*STATED EXERCISE:*
Lines that contain "Loss" are to be counted; give only their number.

*RECORDS FOR THE TASK:*
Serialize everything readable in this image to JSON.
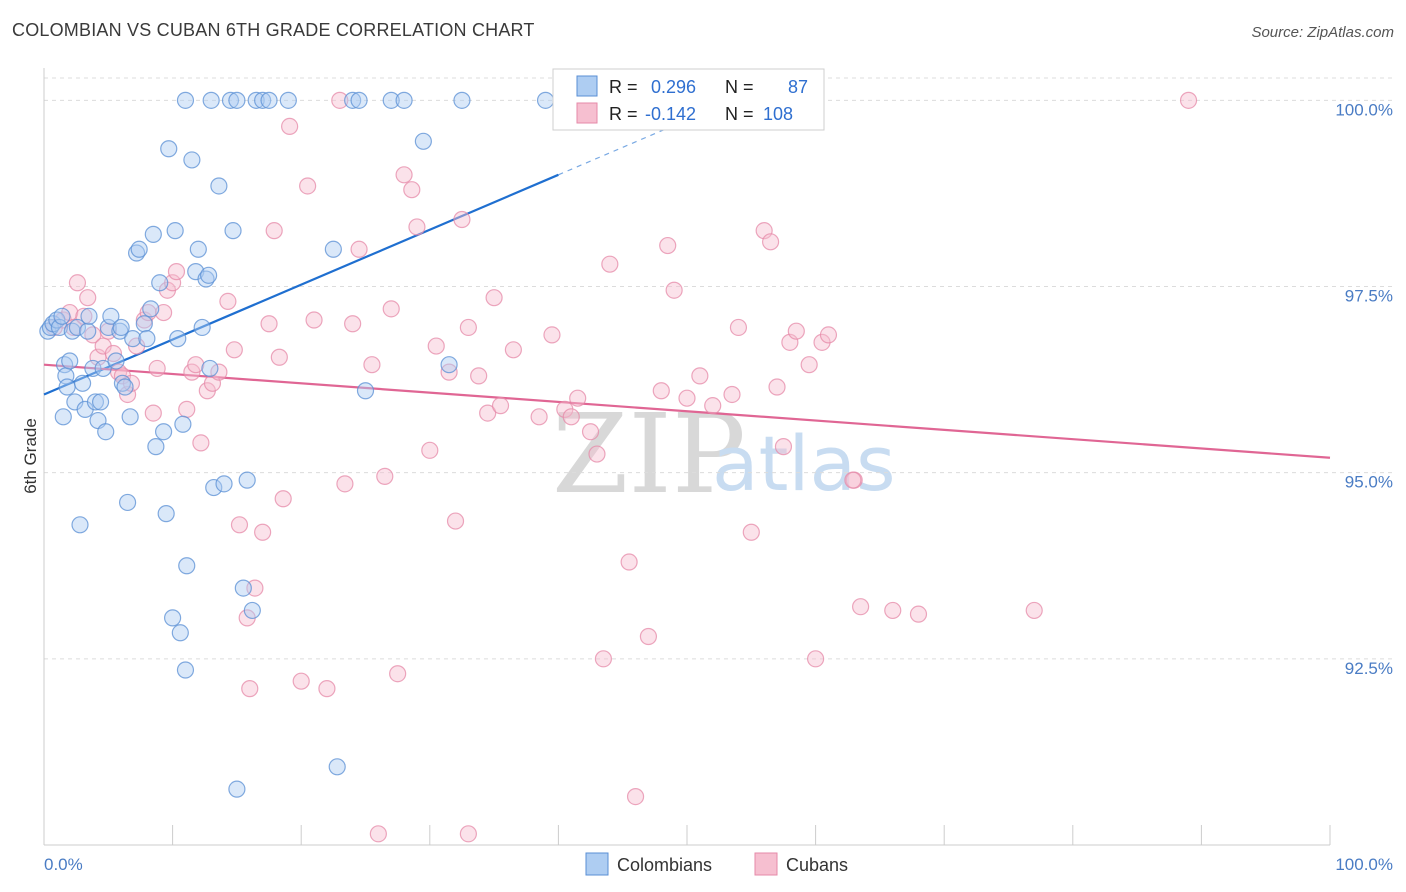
{
  "header": {
    "title": "COLOMBIAN VS CUBAN 6TH GRADE CORRELATION CHART",
    "source": "Source: ZipAtlas.com"
  },
  "watermark": {
    "zip": "ZIP",
    "atlas": "atlas"
  },
  "colors": {
    "colombians_fill": "#aecdf2",
    "colombians_stroke": "#5a8fd4",
    "colombians_line": "#1f6fd0",
    "cubans_fill": "#f6bfd0",
    "cubans_stroke": "#e68aa8",
    "cubans_line": "#e06694",
    "grid": "#dcdcdc",
    "axis_tick": "#4a7cc4"
  },
  "stats": [
    {
      "r_label": "R =",
      "r_value": "0.296",
      "n_label": "N =",
      "n_value": "87"
    },
    {
      "r_label": "R =",
      "r_value": "-0.142",
      "n_label": "N =",
      "n_value": "108"
    }
  ],
  "chart_data": {
    "type": "scatter",
    "title": "COLOMBIAN VS CUBAN 6TH GRADE CORRELATION CHART",
    "xlabel": "",
    "ylabel": "6th Grade",
    "xlim": [
      0,
      100
    ],
    "ylim": [
      90.0,
      100.3
    ],
    "x_tick_labels": [
      "0.0%",
      "100.0%"
    ],
    "y_ticks": [
      92.5,
      95.0,
      97.5,
      100.0
    ],
    "y_tick_labels": [
      "92.5%",
      "95.0%",
      "97.5%",
      "100.0%"
    ],
    "grid": true,
    "legend_position": "bottom-center",
    "series": [
      {
        "name": "Colombians",
        "trend": {
          "x0": 0,
          "y0": 96.05,
          "x1": 40,
          "y1": 99.0,
          "dashed_to_x": 50
        },
        "points": [
          [
            0.3,
            96.9
          ],
          [
            0.5,
            96.95
          ],
          [
            0.7,
            97.0
          ],
          [
            1.0,
            97.05
          ],
          [
            1.2,
            96.95
          ],
          [
            1.4,
            97.1
          ],
          [
            1.5,
            95.75
          ],
          [
            1.6,
            96.45
          ],
          [
            1.7,
            96.3
          ],
          [
            1.8,
            96.15
          ],
          [
            2.0,
            96.5
          ],
          [
            2.2,
            96.9
          ],
          [
            2.4,
            95.95
          ],
          [
            2.6,
            96.95
          ],
          [
            2.8,
            94.3
          ],
          [
            3.0,
            96.2
          ],
          [
            3.2,
            95.85
          ],
          [
            3.4,
            96.9
          ],
          [
            3.5,
            97.1
          ],
          [
            3.8,
            96.4
          ],
          [
            4.0,
            95.95
          ],
          [
            4.2,
            95.7
          ],
          [
            4.4,
            95.95
          ],
          [
            4.6,
            96.4
          ],
          [
            4.8,
            95.55
          ],
          [
            5.0,
            96.95
          ],
          [
            5.2,
            97.1
          ],
          [
            5.6,
            96.5
          ],
          [
            5.9,
            96.9
          ],
          [
            6.1,
            96.2
          ],
          [
            6.3,
            96.15
          ],
          [
            6.5,
            94.6
          ],
          [
            6.7,
            95.75
          ],
          [
            6.9,
            96.8
          ],
          [
            7.2,
            97.95
          ],
          [
            7.4,
            98.0
          ],
          [
            7.8,
            97.0
          ],
          [
            8.0,
            96.8
          ],
          [
            8.3,
            97.2
          ],
          [
            8.5,
            98.2
          ],
          [
            8.7,
            95.35
          ],
          [
            9.0,
            97.55
          ],
          [
            9.3,
            95.55
          ],
          [
            9.5,
            94.45
          ],
          [
            9.7,
            99.35
          ],
          [
            10.0,
            93.05
          ],
          [
            10.2,
            98.25
          ],
          [
            10.4,
            96.8
          ],
          [
            10.6,
            92.85
          ],
          [
            10.8,
            95.65
          ],
          [
            11.0,
            92.35
          ],
          [
            11.1,
            93.75
          ],
          [
            11.5,
            99.2
          ],
          [
            11.8,
            97.7
          ],
          [
            12.0,
            98.0
          ],
          [
            12.3,
            96.95
          ],
          [
            12.6,
            97.6
          ],
          [
            12.9,
            96.4
          ],
          [
            13.2,
            94.8
          ],
          [
            13.6,
            98.85
          ],
          [
            14.0,
            94.85
          ],
          [
            14.7,
            98.25
          ],
          [
            15.0,
            90.75
          ],
          [
            15.5,
            93.45
          ],
          [
            15.8,
            94.9
          ],
          [
            16.2,
            93.15
          ],
          [
            11.0,
            100.0
          ],
          [
            13.0,
            100.0
          ],
          [
            14.5,
            100.0
          ],
          [
            15.0,
            100.0
          ],
          [
            16.5,
            100.0
          ],
          [
            17.0,
            100.0
          ],
          [
            17.5,
            100.0
          ],
          [
            19.0,
            100.0
          ],
          [
            22.5,
            98.0
          ],
          [
            22.8,
            91.05
          ],
          [
            24.0,
            100.0
          ],
          [
            24.5,
            100.0
          ],
          [
            25.0,
            96.1
          ],
          [
            27.0,
            100.0
          ],
          [
            28.0,
            100.0
          ],
          [
            29.5,
            99.45
          ],
          [
            31.5,
            96.45
          ],
          [
            32.5,
            100.0
          ],
          [
            39.0,
            100.0
          ],
          [
            12.8,
            97.65
          ],
          [
            6.0,
            96.95
          ]
        ]
      },
      {
        "name": "Cubans",
        "trend": {
          "x0": 0,
          "y0": 96.45,
          "x1": 100,
          "y1": 95.2
        },
        "points": [
          [
            0.8,
            96.95
          ],
          [
            1.5,
            97.05
          ],
          [
            2.0,
            97.15
          ],
          [
            2.3,
            96.95
          ],
          [
            2.6,
            97.55
          ],
          [
            3.1,
            97.1
          ],
          [
            3.4,
            97.35
          ],
          [
            3.8,
            96.85
          ],
          [
            4.2,
            96.55
          ],
          [
            4.6,
            96.7
          ],
          [
            5.0,
            96.9
          ],
          [
            5.4,
            96.6
          ],
          [
            5.8,
            96.35
          ],
          [
            6.1,
            96.3
          ],
          [
            6.5,
            96.05
          ],
          [
            6.8,
            96.2
          ],
          [
            7.2,
            96.7
          ],
          [
            7.8,
            97.05
          ],
          [
            8.1,
            97.15
          ],
          [
            8.5,
            95.8
          ],
          [
            8.8,
            96.4
          ],
          [
            9.3,
            97.15
          ],
          [
            9.6,
            97.45
          ],
          [
            10.0,
            97.55
          ],
          [
            10.3,
            97.7
          ],
          [
            11.1,
            95.85
          ],
          [
            11.5,
            96.35
          ],
          [
            11.8,
            96.45
          ],
          [
            12.2,
            95.4
          ],
          [
            12.7,
            96.1
          ],
          [
            13.1,
            96.2
          ],
          [
            13.6,
            96.35
          ],
          [
            14.3,
            97.3
          ],
          [
            14.8,
            96.65
          ],
          [
            15.2,
            94.3
          ],
          [
            15.8,
            93.05
          ],
          [
            16.0,
            92.1
          ],
          [
            16.4,
            93.45
          ],
          [
            17.0,
            94.2
          ],
          [
            17.5,
            97.0
          ],
          [
            17.9,
            98.25
          ],
          [
            18.3,
            96.55
          ],
          [
            18.6,
            94.65
          ],
          [
            19.1,
            99.65
          ],
          [
            20.0,
            92.2
          ],
          [
            20.5,
            98.85
          ],
          [
            21.0,
            97.05
          ],
          [
            22.0,
            92.1
          ],
          [
            23.0,
            100.0
          ],
          [
            23.4,
            94.85
          ],
          [
            24.0,
            97.0
          ],
          [
            24.5,
            98.0
          ],
          [
            25.5,
            96.45
          ],
          [
            26.5,
            94.95
          ],
          [
            27.0,
            97.2
          ],
          [
            27.5,
            92.3
          ],
          [
            28.0,
            99.0
          ],
          [
            28.6,
            98.8
          ],
          [
            29.0,
            98.3
          ],
          [
            30.0,
            95.3
          ],
          [
            30.5,
            96.7
          ],
          [
            31.5,
            96.35
          ],
          [
            32.0,
            94.35
          ],
          [
            32.5,
            98.4
          ],
          [
            33.0,
            96.95
          ],
          [
            33.8,
            96.3
          ],
          [
            34.5,
            95.8
          ],
          [
            35.0,
            97.35
          ],
          [
            35.5,
            95.9
          ],
          [
            36.5,
            96.65
          ],
          [
            38.5,
            95.75
          ],
          [
            39.5,
            96.85
          ],
          [
            40.5,
            95.85
          ],
          [
            41.0,
            95.75
          ],
          [
            41.5,
            96.0
          ],
          [
            42.5,
            95.55
          ],
          [
            43.0,
            95.25
          ],
          [
            43.5,
            92.5
          ],
          [
            44.0,
            97.8
          ],
          [
            45.5,
            93.8
          ],
          [
            46.0,
            90.65
          ],
          [
            47.0,
            92.8
          ],
          [
            48.0,
            96.1
          ],
          [
            48.5,
            98.05
          ],
          [
            49.0,
            97.45
          ],
          [
            50.0,
            96.0
          ],
          [
            51.0,
            96.3
          ],
          [
            52.0,
            95.9
          ],
          [
            53.5,
            96.05
          ],
          [
            54.0,
            96.95
          ],
          [
            55.0,
            94.2
          ],
          [
            56.0,
            98.25
          ],
          [
            56.5,
            98.1
          ],
          [
            57.0,
            96.15
          ],
          [
            57.5,
            95.35
          ],
          [
            58.0,
            96.75
          ],
          [
            58.5,
            96.9
          ],
          [
            59.5,
            96.45
          ],
          [
            60.0,
            92.5
          ],
          [
            60.5,
            96.75
          ],
          [
            61.0,
            96.85
          ],
          [
            63.0,
            94.9
          ],
          [
            63.5,
            93.2
          ],
          [
            66.0,
            93.15
          ],
          [
            68.0,
            93.1
          ],
          [
            77.0,
            93.15
          ],
          [
            89.0,
            100.0
          ],
          [
            33.0,
            90.15
          ],
          [
            26.0,
            90.15
          ],
          [
            62.9,
            94.9
          ]
        ]
      }
    ]
  },
  "legend": [
    {
      "label": "Colombians"
    },
    {
      "label": "Cubans"
    }
  ]
}
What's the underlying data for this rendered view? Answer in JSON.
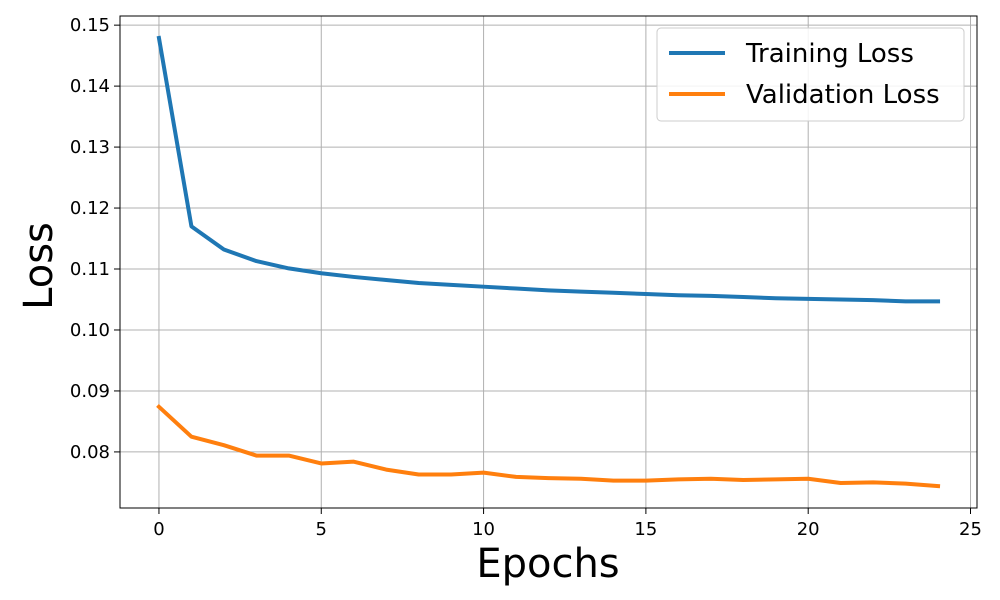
{
  "chart_data": {
    "type": "line",
    "xlabel": "Epochs",
    "ylabel": "Loss",
    "xlim": [
      -1.2,
      25.2
    ],
    "ylim": [
      0.0708,
      0.1515
    ],
    "xticks": [
      0,
      5,
      10,
      15,
      20,
      25
    ],
    "yticks": [
      0.08,
      0.09,
      0.1,
      0.11,
      0.12,
      0.13,
      0.14,
      0.15
    ],
    "ytick_labels": [
      "0.08",
      "0.09",
      "0.10",
      "0.11",
      "0.12",
      "0.13",
      "0.14",
      "0.15"
    ],
    "grid": true,
    "legend_position": "top-right",
    "x": [
      0,
      1,
      2,
      3,
      4,
      5,
      6,
      7,
      8,
      9,
      10,
      11,
      12,
      13,
      14,
      15,
      16,
      17,
      18,
      19,
      20,
      21,
      22,
      23,
      24
    ],
    "series": [
      {
        "name": "Training Loss",
        "color": "#1f77b4",
        "values": [
          0.1479,
          0.117,
          0.1132,
          0.1113,
          0.1101,
          0.1093,
          0.1087,
          0.1082,
          0.1077,
          0.1074,
          0.1071,
          0.1068,
          0.1065,
          0.1063,
          0.1061,
          0.1059,
          0.1057,
          0.1056,
          0.1054,
          0.1052,
          0.1051,
          0.105,
          0.1049,
          0.1047,
          0.1047
        ]
      },
      {
        "name": "Validation Loss",
        "color": "#ff7f0e",
        "values": [
          0.0874,
          0.0825,
          0.0811,
          0.0794,
          0.0794,
          0.0781,
          0.0784,
          0.0771,
          0.0763,
          0.0763,
          0.0766,
          0.0759,
          0.0757,
          0.0756,
          0.0753,
          0.0753,
          0.0755,
          0.0756,
          0.0754,
          0.0755,
          0.0756,
          0.0749,
          0.075,
          0.0748,
          0.0744
        ]
      }
    ]
  }
}
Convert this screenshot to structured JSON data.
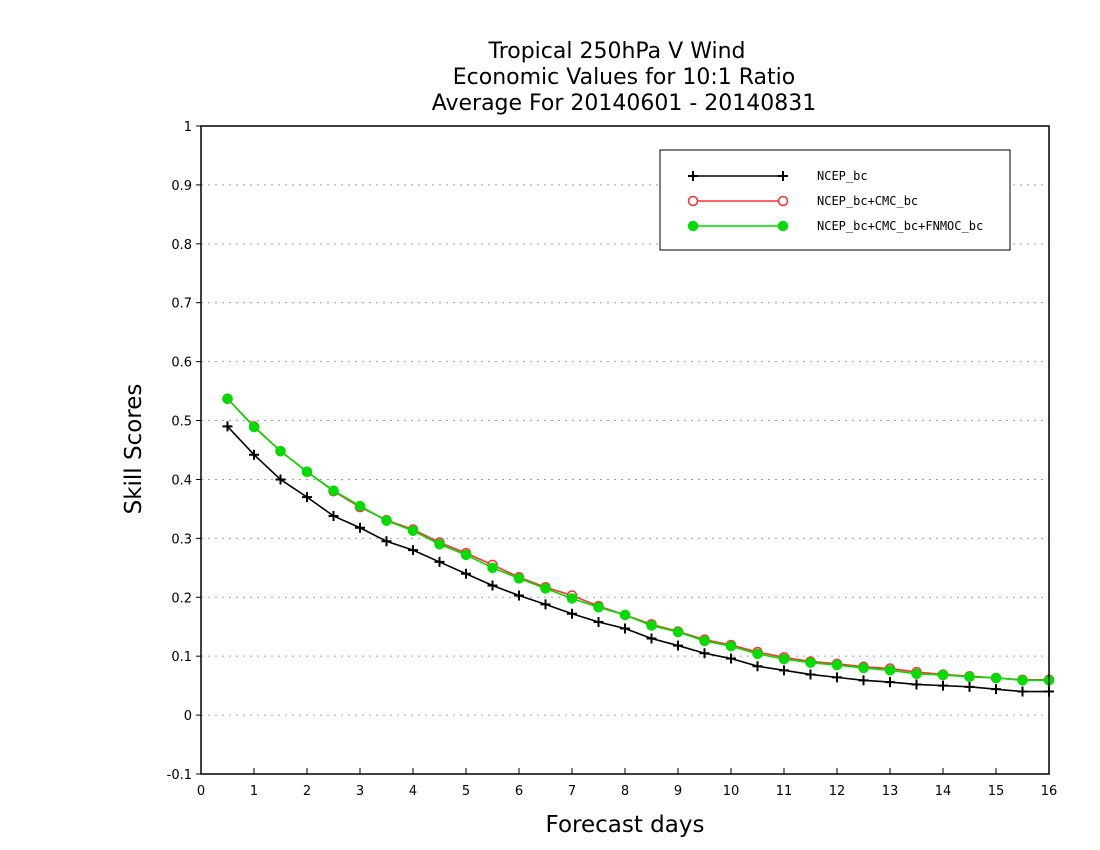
{
  "chart_data": {
    "type": "line",
    "title": [
      "Tropical 250hPa V Wind",
      "Economic Values for 10:1 Ratio",
      "Average For 20140601 - 20140831"
    ],
    "xlabel": "Forecast days",
    "ylabel": "Skill Scores",
    "xlim": [
      0,
      16
    ],
    "ylim": [
      -0.1,
      1
    ],
    "xticks": [
      0,
      1,
      2,
      3,
      4,
      5,
      6,
      7,
      8,
      9,
      10,
      11,
      12,
      13,
      14,
      15,
      16
    ],
    "yticks": [
      -0.1,
      0,
      0.1,
      0.2,
      0.3,
      0.4,
      0.5,
      0.6,
      0.7,
      0.8,
      0.9,
      1
    ],
    "ytick_labels": [
      "-0.1",
      "0",
      "0.1",
      "0.2",
      "0.3",
      "0.4",
      "0.5",
      "0.6",
      "0.7",
      "0.8",
      "0.9",
      "1"
    ],
    "grid": "horizontal dotted",
    "legend_position": "top-right",
    "x": [
      0.5,
      1,
      1.5,
      2,
      2.5,
      3,
      3.5,
      4,
      4.5,
      5,
      5.5,
      6,
      6.5,
      7,
      7.5,
      8,
      8.5,
      9,
      9.5,
      10,
      10.5,
      11,
      11.5,
      12,
      12.5,
      13,
      13.5,
      14,
      14.5,
      15,
      15.5,
      16
    ],
    "series": [
      {
        "name": "NCEP_bc",
        "color": "#000000",
        "marker": "plus",
        "values": [
          0.49,
          0.442,
          0.4,
          0.37,
          0.338,
          0.318,
          0.295,
          0.28,
          0.26,
          0.24,
          0.22,
          0.203,
          0.188,
          0.172,
          0.158,
          0.147,
          0.13,
          0.118,
          0.105,
          0.096,
          0.083,
          0.076,
          0.069,
          0.064,
          0.059,
          0.056,
          0.052,
          0.05,
          0.048,
          0.044,
          0.04,
          0.04
        ]
      },
      {
        "name": "NCEP_bc+CMC_bc",
        "color": "#ff3030",
        "marker": "open-circle",
        "values": [
          0.537,
          0.49,
          0.448,
          0.413,
          0.38,
          0.353,
          0.331,
          0.315,
          0.293,
          0.275,
          0.255,
          0.234,
          0.217,
          0.203,
          0.185,
          0.17,
          0.154,
          0.142,
          0.128,
          0.119,
          0.107,
          0.098,
          0.091,
          0.087,
          0.082,
          0.079,
          0.073,
          0.069,
          0.066,
          0.063,
          0.06,
          0.06
        ]
      },
      {
        "name": "NCEP_bc+CMC_bc+FNMOC_bc",
        "color": "#00dc00",
        "marker": "filled-circle",
        "values": [
          0.537,
          0.489,
          0.448,
          0.413,
          0.381,
          0.355,
          0.33,
          0.313,
          0.29,
          0.272,
          0.25,
          0.232,
          0.215,
          0.198,
          0.183,
          0.17,
          0.152,
          0.141,
          0.126,
          0.117,
          0.104,
          0.095,
          0.089,
          0.085,
          0.08,
          0.076,
          0.07,
          0.068,
          0.065,
          0.063,
          0.059,
          0.059
        ]
      }
    ]
  }
}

*RESPONSE TO THE TASK:*
3